*Exercise prompt*
Search the entries for the word "JSON" and pull out each line that has it.

##### Extracted material #####

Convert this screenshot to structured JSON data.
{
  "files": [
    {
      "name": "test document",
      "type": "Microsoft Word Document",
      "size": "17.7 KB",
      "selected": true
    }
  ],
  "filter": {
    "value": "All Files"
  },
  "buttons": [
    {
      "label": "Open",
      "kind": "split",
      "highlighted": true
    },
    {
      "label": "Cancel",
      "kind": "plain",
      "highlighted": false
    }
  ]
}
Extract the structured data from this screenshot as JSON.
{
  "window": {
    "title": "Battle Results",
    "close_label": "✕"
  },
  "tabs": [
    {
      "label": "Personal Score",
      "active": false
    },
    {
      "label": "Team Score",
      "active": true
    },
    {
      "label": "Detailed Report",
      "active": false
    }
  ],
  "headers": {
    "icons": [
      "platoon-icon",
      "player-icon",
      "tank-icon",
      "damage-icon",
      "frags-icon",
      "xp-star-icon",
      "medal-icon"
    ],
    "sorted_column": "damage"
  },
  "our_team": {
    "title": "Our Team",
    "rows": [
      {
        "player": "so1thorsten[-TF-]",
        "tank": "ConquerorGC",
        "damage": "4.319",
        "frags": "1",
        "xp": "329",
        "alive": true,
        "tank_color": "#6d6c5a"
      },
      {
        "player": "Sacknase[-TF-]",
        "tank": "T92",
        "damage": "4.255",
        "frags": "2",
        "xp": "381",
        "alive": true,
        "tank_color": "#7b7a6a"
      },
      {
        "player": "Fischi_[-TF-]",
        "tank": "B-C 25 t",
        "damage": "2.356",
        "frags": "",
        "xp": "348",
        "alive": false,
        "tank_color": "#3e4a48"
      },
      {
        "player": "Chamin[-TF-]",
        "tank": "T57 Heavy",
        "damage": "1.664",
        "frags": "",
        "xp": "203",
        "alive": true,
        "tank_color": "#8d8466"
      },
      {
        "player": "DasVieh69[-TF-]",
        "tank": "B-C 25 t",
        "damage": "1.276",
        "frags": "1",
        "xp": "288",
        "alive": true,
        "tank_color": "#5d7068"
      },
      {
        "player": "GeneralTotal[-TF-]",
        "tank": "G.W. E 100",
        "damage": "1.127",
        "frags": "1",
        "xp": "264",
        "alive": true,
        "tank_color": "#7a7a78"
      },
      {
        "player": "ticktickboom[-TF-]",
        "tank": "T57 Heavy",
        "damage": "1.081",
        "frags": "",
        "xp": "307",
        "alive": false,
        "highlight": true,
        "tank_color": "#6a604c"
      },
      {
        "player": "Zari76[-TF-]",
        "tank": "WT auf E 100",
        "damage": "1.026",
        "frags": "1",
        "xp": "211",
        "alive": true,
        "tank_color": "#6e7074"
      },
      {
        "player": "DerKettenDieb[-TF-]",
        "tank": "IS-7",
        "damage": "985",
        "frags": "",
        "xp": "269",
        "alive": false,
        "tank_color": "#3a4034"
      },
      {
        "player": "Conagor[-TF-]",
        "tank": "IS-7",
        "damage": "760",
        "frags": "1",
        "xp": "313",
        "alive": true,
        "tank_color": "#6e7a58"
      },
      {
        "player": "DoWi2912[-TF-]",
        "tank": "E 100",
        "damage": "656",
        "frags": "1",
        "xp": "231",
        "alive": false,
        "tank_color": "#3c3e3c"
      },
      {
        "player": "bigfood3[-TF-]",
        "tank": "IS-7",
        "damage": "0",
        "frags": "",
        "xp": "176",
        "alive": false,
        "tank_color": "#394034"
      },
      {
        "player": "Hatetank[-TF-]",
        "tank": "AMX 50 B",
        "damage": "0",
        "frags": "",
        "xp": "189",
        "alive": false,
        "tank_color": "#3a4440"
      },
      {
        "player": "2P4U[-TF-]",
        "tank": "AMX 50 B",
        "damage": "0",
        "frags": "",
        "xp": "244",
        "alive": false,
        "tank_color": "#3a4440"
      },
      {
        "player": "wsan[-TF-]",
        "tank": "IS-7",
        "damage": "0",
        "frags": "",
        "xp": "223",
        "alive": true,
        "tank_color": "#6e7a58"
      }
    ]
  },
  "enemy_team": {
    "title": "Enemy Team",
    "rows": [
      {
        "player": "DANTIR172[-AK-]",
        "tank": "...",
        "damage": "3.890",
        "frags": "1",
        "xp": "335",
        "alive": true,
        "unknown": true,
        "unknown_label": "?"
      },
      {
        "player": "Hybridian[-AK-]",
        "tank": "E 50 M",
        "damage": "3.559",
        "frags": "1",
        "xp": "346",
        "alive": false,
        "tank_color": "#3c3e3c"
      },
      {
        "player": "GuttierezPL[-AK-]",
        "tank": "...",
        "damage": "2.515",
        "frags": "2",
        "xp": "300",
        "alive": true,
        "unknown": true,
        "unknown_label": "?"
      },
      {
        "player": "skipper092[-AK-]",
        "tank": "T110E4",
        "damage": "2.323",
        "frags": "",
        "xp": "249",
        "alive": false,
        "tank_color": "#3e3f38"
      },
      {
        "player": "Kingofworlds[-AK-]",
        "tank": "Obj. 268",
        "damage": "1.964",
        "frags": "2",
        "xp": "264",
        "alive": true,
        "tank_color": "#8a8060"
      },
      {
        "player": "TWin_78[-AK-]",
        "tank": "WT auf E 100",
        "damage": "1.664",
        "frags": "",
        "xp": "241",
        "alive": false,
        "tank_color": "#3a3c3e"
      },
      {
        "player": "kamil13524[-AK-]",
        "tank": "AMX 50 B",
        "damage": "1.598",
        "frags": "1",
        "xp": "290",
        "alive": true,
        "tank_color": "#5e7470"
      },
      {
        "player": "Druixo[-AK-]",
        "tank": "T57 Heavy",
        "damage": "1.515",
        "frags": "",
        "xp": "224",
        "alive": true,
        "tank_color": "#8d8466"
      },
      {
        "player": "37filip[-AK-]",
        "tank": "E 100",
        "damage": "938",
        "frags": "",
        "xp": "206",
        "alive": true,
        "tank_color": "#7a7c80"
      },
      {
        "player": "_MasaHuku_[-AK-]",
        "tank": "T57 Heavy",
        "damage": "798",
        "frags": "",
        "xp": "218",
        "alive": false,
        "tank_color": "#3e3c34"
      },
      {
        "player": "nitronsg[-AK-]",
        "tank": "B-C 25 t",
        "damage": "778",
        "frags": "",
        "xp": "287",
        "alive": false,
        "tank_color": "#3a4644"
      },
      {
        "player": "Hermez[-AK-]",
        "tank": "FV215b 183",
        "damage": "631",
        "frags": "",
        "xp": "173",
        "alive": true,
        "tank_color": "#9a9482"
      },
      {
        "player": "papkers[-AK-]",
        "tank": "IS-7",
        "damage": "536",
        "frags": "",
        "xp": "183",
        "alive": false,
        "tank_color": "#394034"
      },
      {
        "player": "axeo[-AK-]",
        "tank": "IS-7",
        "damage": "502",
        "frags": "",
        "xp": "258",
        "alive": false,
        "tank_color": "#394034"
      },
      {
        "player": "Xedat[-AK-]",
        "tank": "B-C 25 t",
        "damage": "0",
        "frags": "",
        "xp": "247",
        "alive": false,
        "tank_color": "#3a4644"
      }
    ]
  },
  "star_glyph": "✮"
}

#####

*Correct response*
Convert this screenshot to structured JSON data.
Extract the structured data from this screenshot as JSON.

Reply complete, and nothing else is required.